_What to do_
Your task is to extract every line from the material below exactly.

Figure dataset records
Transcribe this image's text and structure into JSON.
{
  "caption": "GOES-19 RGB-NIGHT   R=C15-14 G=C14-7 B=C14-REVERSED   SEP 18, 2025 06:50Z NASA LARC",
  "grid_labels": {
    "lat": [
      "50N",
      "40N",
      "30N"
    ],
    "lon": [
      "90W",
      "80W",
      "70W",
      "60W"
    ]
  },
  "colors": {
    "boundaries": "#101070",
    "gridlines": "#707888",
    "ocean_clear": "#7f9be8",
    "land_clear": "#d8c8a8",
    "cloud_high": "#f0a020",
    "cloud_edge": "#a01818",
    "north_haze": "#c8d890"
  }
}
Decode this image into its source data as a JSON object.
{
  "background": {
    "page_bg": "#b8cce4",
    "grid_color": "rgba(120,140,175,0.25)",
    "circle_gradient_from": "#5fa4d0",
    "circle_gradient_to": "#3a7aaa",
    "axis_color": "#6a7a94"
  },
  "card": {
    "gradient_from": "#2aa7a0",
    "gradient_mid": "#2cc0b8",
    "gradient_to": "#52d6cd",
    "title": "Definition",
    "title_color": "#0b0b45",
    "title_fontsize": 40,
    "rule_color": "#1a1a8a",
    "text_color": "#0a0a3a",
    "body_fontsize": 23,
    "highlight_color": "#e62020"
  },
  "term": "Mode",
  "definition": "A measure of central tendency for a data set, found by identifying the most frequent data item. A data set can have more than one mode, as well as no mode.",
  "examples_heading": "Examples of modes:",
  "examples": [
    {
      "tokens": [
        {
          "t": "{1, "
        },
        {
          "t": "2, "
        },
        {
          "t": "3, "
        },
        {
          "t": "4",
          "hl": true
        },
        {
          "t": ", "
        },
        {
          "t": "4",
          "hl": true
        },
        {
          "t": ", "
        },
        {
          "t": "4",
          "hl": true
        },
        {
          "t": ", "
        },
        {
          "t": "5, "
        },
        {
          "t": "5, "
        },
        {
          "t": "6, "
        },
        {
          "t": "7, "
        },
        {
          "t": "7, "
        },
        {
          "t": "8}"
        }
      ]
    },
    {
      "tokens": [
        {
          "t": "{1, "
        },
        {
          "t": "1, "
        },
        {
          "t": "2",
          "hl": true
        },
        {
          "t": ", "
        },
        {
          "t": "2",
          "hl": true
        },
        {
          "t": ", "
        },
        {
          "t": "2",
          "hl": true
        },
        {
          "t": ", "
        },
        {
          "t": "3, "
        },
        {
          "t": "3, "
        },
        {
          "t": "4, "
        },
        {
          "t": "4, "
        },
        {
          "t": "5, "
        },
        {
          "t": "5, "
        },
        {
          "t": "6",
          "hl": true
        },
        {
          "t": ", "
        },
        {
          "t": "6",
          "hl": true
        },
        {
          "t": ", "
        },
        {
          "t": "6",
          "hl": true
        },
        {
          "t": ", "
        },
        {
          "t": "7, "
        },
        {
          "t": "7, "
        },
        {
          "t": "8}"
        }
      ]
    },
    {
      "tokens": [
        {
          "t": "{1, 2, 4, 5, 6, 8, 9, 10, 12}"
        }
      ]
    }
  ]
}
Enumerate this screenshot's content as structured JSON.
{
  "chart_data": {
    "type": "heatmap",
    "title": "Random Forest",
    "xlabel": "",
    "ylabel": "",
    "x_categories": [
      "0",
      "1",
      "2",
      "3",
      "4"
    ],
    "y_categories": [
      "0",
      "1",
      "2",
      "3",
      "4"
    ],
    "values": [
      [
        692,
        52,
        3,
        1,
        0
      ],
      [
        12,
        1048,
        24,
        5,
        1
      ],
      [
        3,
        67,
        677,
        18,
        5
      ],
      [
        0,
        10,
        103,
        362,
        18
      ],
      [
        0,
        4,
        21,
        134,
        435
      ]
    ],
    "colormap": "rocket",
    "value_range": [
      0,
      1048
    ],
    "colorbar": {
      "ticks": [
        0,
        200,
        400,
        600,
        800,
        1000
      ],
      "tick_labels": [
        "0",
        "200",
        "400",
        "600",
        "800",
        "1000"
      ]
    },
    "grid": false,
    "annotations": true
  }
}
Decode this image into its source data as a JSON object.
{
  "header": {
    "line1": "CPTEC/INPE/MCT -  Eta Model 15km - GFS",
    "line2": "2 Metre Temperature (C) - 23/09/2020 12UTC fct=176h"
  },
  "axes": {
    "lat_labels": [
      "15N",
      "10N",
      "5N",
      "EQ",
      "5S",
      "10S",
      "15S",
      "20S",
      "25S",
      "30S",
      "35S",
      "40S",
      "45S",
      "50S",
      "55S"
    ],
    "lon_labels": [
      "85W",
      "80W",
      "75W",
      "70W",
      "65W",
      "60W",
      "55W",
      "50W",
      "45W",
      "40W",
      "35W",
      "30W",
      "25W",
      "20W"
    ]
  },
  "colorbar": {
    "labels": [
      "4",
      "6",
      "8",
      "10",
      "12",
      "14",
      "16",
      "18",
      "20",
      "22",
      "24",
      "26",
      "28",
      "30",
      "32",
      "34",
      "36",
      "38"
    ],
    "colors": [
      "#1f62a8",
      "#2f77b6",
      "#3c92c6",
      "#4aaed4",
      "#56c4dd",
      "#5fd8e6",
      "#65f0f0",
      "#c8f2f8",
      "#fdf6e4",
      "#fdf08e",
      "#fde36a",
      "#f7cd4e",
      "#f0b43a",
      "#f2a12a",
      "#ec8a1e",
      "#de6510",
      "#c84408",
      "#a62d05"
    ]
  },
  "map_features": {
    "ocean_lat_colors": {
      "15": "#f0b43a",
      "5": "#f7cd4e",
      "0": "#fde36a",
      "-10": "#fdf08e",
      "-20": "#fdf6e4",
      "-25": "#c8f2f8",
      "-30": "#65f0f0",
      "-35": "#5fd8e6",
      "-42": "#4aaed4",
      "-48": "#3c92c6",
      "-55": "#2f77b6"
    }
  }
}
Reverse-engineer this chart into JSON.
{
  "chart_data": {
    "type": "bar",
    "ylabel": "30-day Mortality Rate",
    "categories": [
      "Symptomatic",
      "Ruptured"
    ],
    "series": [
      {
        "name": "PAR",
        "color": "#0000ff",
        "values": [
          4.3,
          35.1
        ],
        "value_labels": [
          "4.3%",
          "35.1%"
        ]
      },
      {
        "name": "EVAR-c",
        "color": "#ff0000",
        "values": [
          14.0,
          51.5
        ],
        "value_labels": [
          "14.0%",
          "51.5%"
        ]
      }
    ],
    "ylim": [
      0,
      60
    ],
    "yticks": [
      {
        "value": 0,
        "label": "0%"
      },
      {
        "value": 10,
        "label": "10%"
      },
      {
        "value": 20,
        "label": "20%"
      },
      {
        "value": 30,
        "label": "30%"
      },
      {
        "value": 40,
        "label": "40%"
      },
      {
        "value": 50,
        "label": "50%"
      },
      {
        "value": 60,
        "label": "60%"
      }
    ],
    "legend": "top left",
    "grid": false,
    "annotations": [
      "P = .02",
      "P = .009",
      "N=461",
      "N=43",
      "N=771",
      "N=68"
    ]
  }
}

_Exercise response_
Transcribe this image's text and structure into JSON.
{
  "caption": "GOES-19 RGB-NIGHT   R=C15-14 G=C14-7 B=C14-REVERSED   SEP 18, 2025 06:50Z NASA LARC",
  "grid_labels": {
    "lat": [
      "50N",
      "40N",
      "30N"
    ],
    "lon": [
      "90W",
      "80W",
      "70W",
      "60W"
    ]
  },
  "colors": {
    "boundaries": "#101070",
    "gridlines": "#707888",
    "ocean_clear": "#7f9be8",
    "land_clear": "#d8c8a8",
    "cloud_high": "#f0a020",
    "cloud_edge": "#a01818",
    "north_haze": "#c8d890"
  }
}
Decode this image into its source data as a JSON object.
{
  "background": {
    "page_bg": "#b8cce4",
    "grid_color": "rgba(120,140,175,0.25)",
    "circle_gradient_from": "#5fa4d0",
    "circle_gradient_to": "#3a7aaa",
    "axis_color": "#6a7a94"
  },
  "card": {
    "gradient_from": "#2aa7a0",
    "gradient_mid": "#2cc0b8",
    "gradient_to": "#52d6cd",
    "title": "Definition",
    "title_color": "#0b0b45",
    "title_fontsize": 40,
    "rule_color": "#1a1a8a",
    "text_color": "#0a0a3a",
    "body_fontsize": 23,
    "highlight_color": "#e62020"
  },
  "term": "Mode",
  "definition": "A measure of central tendency for a data set, found by identifying the most frequent data item. A data set can have more than one mode, as well as no mode.",
  "examples_heading": "Examples of modes:",
  "examples": [
    {
      "tokens": [
        {
          "t": "{1, "
        },
        {
          "t": "2, "
        },
        {
          "t": "3, "
        },
        {
          "t": "4",
          "hl": true
        },
        {
          "t": ", "
        },
        {
          "t": "4",
          "hl": true
        },
        {
          "t": ", "
        },
        {
          "t": "4",
          "hl": true
        },
        {
          "t": ", "
        },
        {
          "t": "5, "
        },
        {
          "t": "5, "
        },
        {
          "t": "6, "
        },
        {
          "t": "7, "
        },
        {
          "t": "7, "
        },
        {
          "t": "8}"
        }
      ]
    },
    {
      "tokens": [
        {
          "t": "{1, "
        },
        {
          "t": "1, "
        },
        {
          "t": "2",
          "hl": true
        },
        {
          "t": ", "
        },
        {
          "t": "2",
          "hl": true
        },
        {
          "t": ", "
        },
        {
          "t": "2",
          "hl": true
        },
        {
          "t": ", "
        },
        {
          "t": "3, "
        },
        {
          "t": "3, "
        },
        {
          "t": "4, "
        },
        {
          "t": "4, "
        },
        {
          "t": "5, "
        },
        {
          "t": "5, "
        },
        {
          "t": "6",
          "hl": true
        },
        {
          "t": ", "
        },
        {
          "t": "6",
          "hl": true
        },
        {
          "t": ", "
        },
        {
          "t": "6",
          "hl": true
        },
        {
          "t": ", "
        },
        {
          "t": "7, "
        },
        {
          "t": "7, "
        },
        {
          "t": "8}"
        }
      ]
    },
    {
      "tokens": [
        {
          "t": "{1, 2, 4, 5, 6, 8, 9, 10, 12}"
        }
      ]
    }
  ]
}
Enumerate this screenshot's content as structured JSON.
{
  "chart_data": {
    "type": "heatmap",
    "title": "Random Forest",
    "xlabel": "",
    "ylabel": "",
    "x_categories": [
      "0",
      "1",
      "2",
      "3",
      "4"
    ],
    "y_categories": [
      "0",
      "1",
      "2",
      "3",
      "4"
    ],
    "values": [
      [
        692,
        52,
        3,
        1,
        0
      ],
      [
        12,
        1048,
        24,
        5,
        1
      ],
      [
        3,
        67,
        677,
        18,
        5
      ],
      [
        0,
        10,
        103,
        362,
        18
      ],
      [
        0,
        4,
        21,
        134,
        435
      ]
    ],
    "colormap": "rocket",
    "value_range": [
      0,
      1048
    ],
    "colorbar": {
      "ticks": [
        0,
        200,
        400,
        600,
        800,
        1000
      ],
      "tick_labels": [
        "0",
        "200",
        "400",
        "600",
        "800",
        "1000"
      ]
    },
    "grid": false,
    "annotations": true
  }
}
Decode this image into its source data as a JSON object.
{
  "header": {
    "line1": "CPTEC/INPE/MCT -  Eta Model 15km - GFS",
    "line2": "2 Metre Temperature (C) - 23/09/2020 12UTC fct=176h"
  },
  "axes": {
    "lat_labels": [
      "15N",
      "10N",
      "5N",
      "EQ",
      "5S",
      "10S",
      "15S",
      "20S",
      "25S",
      "30S",
      "35S",
      "40S",
      "45S",
      "50S",
      "55S"
    ],
    "lon_labels": [
      "85W",
      "80W",
      "75W",
      "70W",
      "65W",
      "60W",
      "55W",
      "50W",
      "45W",
      "40W",
      "35W",
      "30W",
      "25W",
      "20W"
    ]
  },
  "colorbar": {
    "labels": [
      "4",
      "6",
      "8",
      "10",
      "12",
      "14",
      "16",
      "18",
      "20",
      "22",
      "24",
      "26",
      "28",
      "30",
      "32",
      "34",
      "36",
      "38"
    ],
    "colors": [
      "#1f62a8",
      "#2f77b6",
      "#3c92c6",
      "#4aaed4",
      "#56c4dd",
      "#5fd8e6",
      "#65f0f0",
      "#c8f2f8",
      "#fdf6e4",
      "#fdf08e",
      "#fde36a",
      "#f7cd4e",
      "#f0b43a",
      "#f2a12a",
      "#ec8a1e",
      "#de6510",
      "#c84408",
      "#a62d05"
    ]
  },
  "map_features": {
    "ocean_lat_colors": {
      "15": "#f0b43a",
      "5": "#f7cd4e",
      "0": "#fde36a",
      "-10": "#fdf08e",
      "-20": "#fdf6e4",
      "-25": "#c8f2f8",
      "-30": "#65f0f0",
      "-35": "#5fd8e6",
      "-42": "#4aaed4",
      "-48": "#3c92c6",
      "-55": "#2f77b6"
    }
  }
}
Reverse-engineer this chart into JSON.
{
  "chart_data": {
    "type": "bar",
    "ylabel": "30-day Mortality Rate",
    "categories": [
      "Symptomatic",
      "Ruptured"
    ],
    "series": [
      {
        "name": "PAR",
        "color": "#0000ff",
        "values": [
          4.3,
          35.1
        ],
        "value_labels": [
          "4.3%",
          "35.1%"
        ]
      },
      {
        "name": "EVAR-c",
        "color": "#ff0000",
        "values": [
          14.0,
          51.5
        ],
        "value_labels": [
          "14.0%",
          "51.5%"
        ]
      }
    ],
    "ylim": [
      0,
      60
    ],
    "yticks": [
      {
        "value": 0,
        "label": "0%"
      },
      {
        "value": 10,
        "label": "10%"
      },
      {
        "value": 20,
        "label": "20%"
      },
      {
        "value": 30,
        "label": "30%"
      },
      {
        "value": 40,
        "label": "40%"
      },
      {
        "value": 50,
        "label": "50%"
      },
      {
        "value": 60,
        "label": "60%"
      }
    ],
    "legend": "top left",
    "grid": false,
    "annotations": [
      "P = .02",
      "P = .009",
      "N=461",
      "N=43",
      "N=771",
      "N=68"
    ]
  }
}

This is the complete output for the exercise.